* THE TASK
Return every line below in which "text" appears.

** BEGIN INFORMATION SHOWN **

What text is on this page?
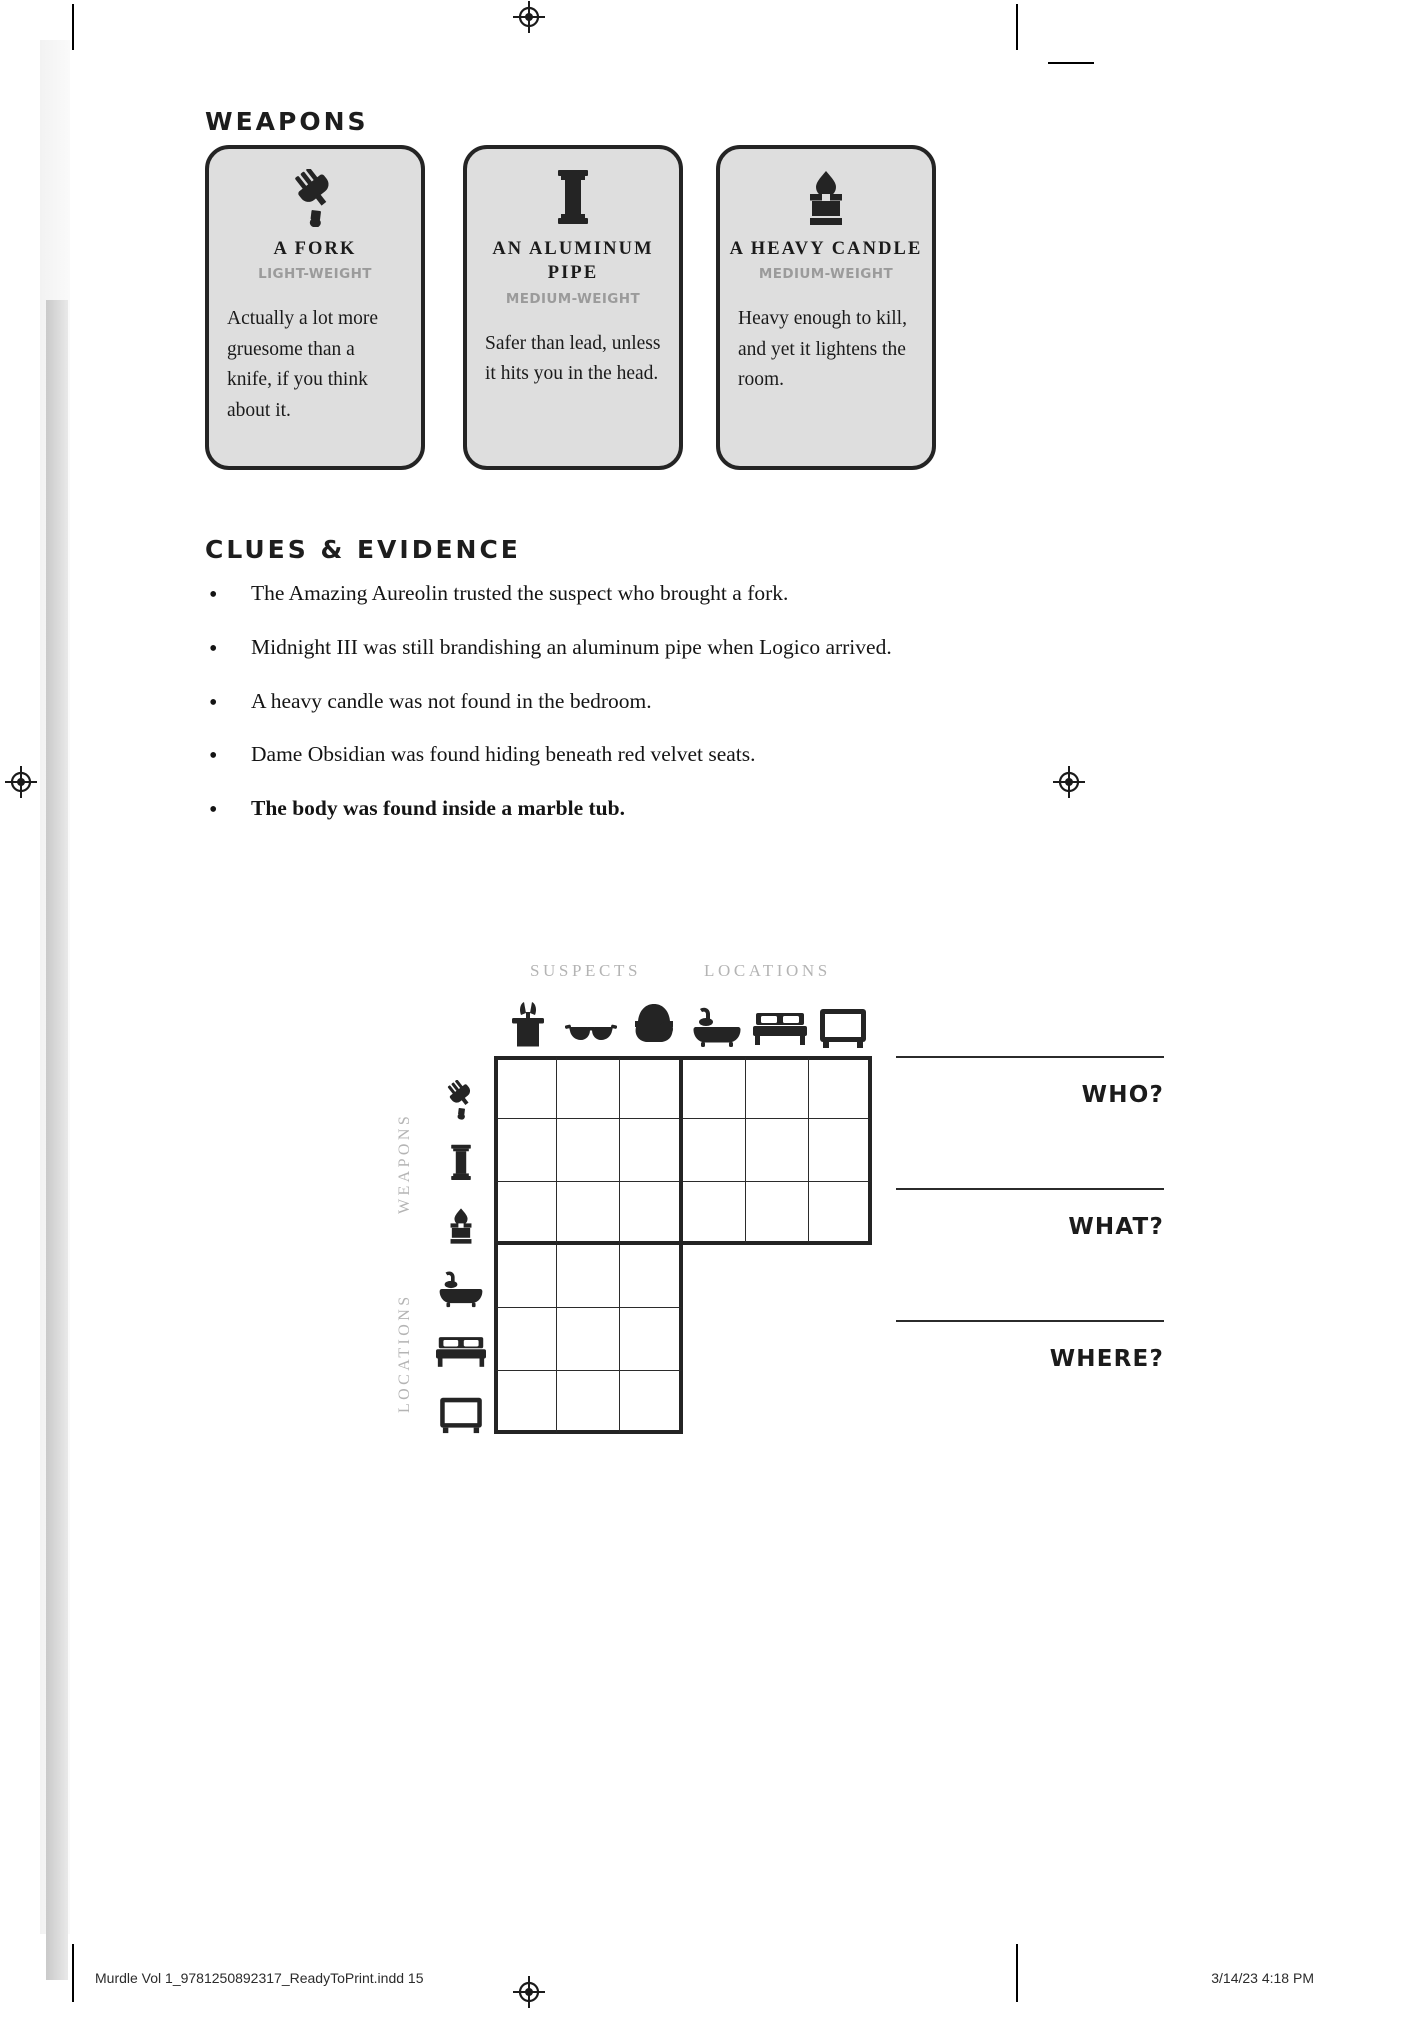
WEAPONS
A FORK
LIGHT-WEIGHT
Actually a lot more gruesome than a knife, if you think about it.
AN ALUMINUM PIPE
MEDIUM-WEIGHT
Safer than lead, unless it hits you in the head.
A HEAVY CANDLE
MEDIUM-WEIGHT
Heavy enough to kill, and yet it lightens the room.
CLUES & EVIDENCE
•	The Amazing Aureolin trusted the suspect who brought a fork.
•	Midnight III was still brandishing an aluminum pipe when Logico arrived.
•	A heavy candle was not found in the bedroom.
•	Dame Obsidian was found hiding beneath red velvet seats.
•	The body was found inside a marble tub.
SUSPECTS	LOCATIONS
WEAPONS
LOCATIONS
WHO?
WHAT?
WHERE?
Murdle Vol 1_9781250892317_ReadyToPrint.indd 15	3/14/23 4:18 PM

** END INFORMATION SHOWN **
** BEGIN INFORMATION SHOWN **

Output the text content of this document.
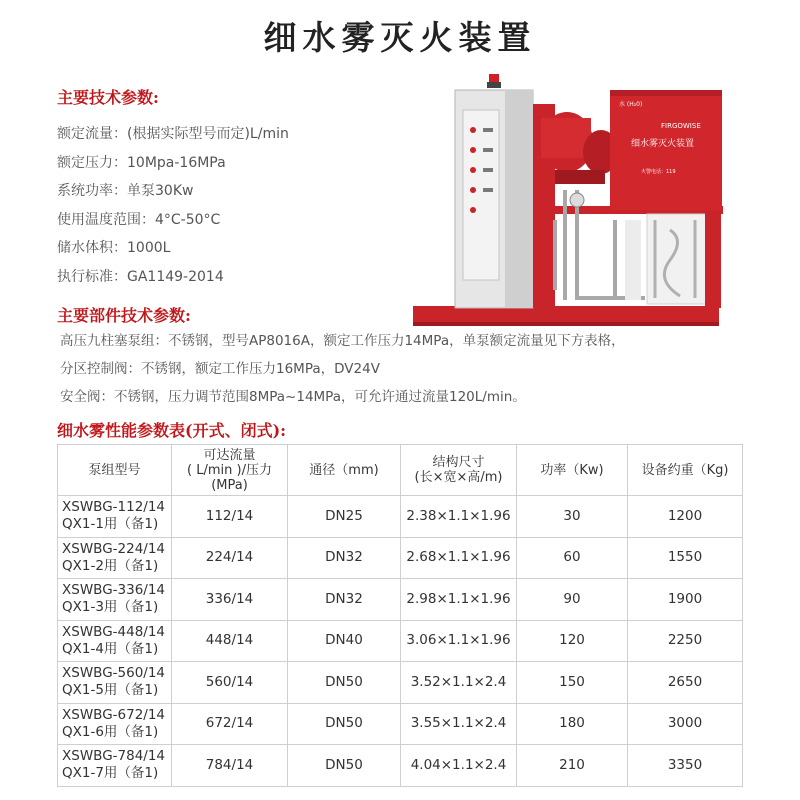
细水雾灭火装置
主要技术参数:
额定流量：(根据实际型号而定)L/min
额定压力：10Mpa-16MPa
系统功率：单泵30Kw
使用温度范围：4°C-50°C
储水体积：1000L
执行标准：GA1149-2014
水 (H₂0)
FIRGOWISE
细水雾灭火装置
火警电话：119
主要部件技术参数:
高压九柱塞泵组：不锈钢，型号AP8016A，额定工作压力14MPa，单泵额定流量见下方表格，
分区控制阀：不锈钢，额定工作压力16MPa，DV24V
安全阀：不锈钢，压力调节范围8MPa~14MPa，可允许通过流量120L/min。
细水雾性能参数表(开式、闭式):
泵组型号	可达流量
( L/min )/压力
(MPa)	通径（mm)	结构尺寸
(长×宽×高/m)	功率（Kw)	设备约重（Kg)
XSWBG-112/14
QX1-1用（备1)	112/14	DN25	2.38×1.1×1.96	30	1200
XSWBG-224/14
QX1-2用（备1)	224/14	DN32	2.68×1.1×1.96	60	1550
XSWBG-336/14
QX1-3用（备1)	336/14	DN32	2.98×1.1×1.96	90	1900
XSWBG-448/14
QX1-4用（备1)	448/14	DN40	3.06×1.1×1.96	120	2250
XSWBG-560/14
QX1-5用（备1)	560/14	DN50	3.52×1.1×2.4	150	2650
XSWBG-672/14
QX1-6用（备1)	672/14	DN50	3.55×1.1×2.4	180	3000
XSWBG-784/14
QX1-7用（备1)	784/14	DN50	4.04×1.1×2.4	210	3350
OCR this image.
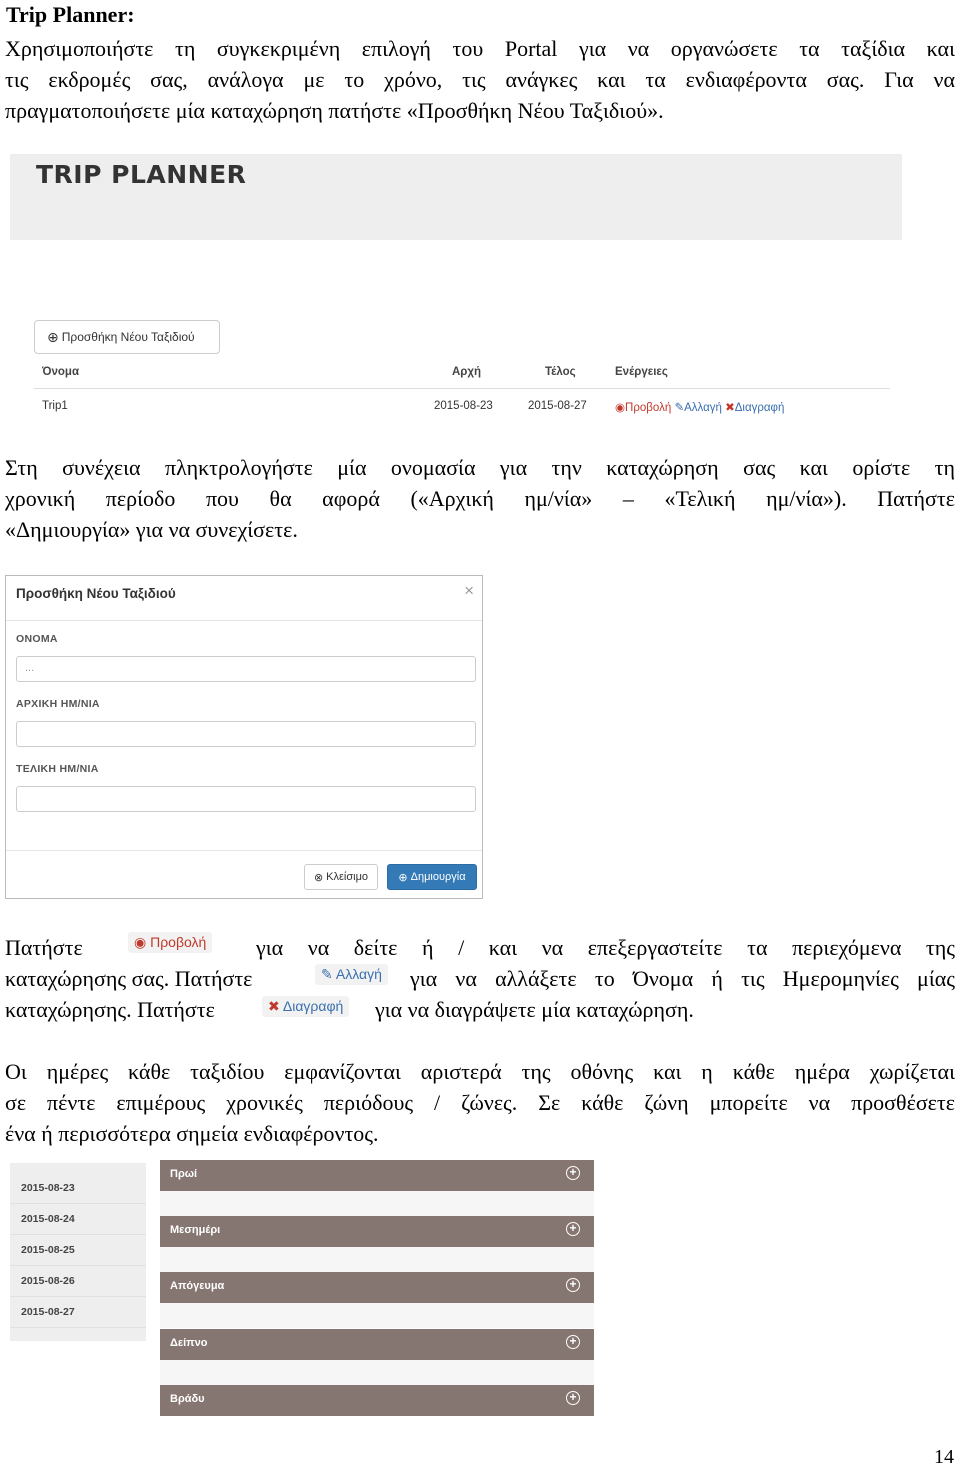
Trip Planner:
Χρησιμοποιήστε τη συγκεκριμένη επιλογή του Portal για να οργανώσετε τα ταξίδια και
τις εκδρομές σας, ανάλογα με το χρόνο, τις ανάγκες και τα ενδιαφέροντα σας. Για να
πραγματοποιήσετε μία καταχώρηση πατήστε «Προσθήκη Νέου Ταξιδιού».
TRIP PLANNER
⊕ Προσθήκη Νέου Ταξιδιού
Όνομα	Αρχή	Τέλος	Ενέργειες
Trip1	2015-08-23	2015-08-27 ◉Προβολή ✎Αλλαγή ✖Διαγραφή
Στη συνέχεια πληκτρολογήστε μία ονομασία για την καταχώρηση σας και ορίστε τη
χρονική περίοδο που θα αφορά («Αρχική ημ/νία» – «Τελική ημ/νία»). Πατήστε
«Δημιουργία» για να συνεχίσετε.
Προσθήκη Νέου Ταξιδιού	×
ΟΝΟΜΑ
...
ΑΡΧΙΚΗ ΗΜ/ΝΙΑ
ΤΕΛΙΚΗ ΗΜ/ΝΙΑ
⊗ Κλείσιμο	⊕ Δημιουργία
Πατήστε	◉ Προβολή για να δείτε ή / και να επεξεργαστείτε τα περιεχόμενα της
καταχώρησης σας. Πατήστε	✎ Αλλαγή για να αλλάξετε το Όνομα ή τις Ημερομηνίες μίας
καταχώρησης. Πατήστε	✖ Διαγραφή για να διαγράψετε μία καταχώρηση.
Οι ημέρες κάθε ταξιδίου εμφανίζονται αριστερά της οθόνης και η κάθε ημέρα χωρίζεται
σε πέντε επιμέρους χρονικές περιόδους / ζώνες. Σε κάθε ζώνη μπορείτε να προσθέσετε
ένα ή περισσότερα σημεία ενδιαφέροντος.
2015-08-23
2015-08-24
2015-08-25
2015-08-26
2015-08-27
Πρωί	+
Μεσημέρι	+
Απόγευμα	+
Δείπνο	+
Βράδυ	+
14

** END INFORMATION SHOWN **

* REPLY
What text is on this page?
Output the text content of this document.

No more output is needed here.